• [EXERCISE INSTRUCTIONS]: Make an exact copy of the lines below.

• [SUPPLIED DATA]:
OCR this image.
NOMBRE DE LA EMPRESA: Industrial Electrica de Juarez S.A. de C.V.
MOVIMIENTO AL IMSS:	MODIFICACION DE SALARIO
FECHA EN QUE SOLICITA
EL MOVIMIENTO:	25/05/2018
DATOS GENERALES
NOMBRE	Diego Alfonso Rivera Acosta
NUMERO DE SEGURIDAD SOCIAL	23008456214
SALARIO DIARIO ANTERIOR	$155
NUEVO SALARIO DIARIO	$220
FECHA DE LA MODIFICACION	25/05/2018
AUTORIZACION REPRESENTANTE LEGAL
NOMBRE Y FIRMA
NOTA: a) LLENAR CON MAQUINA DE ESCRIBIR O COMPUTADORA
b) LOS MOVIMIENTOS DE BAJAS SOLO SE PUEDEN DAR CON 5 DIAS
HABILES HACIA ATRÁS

• [COMPLETE RESPONSE]:
OCR this image.
NOMBRE DE LA EMPRESA: Industrial Electrica de Juarez S.A. de C.V.
MOVIMIENTO AL IMSS:	MODIFICACION DE SALARIO
FECHA EN QUE SOLICITA
EL MOVIMIENTO:	25/05/2018
DATOS GENERALES
NOMBRE	Diego Alfonso Rivera Acosta
NUMERO DE SEGURIDAD SOCIAL	23008456214
SALARIO DIARIO ANTERIOR	$155
NUEVO SALARIO DIARIO	$220
FECHA DE LA MODIFICACION	25/05/2018
AUTORIZACION REPRESENTANTE LEGAL
NOMBRE Y FIRMA
NOTA: a) LLENAR CON MAQUINA DE ESCRIBIR O COMPUTADORA
b) LOS MOVIMIENTOS DE BAJAS SOLO SE PUEDEN DAR CON 5 DIAS
HABILES HACIA ATRÁS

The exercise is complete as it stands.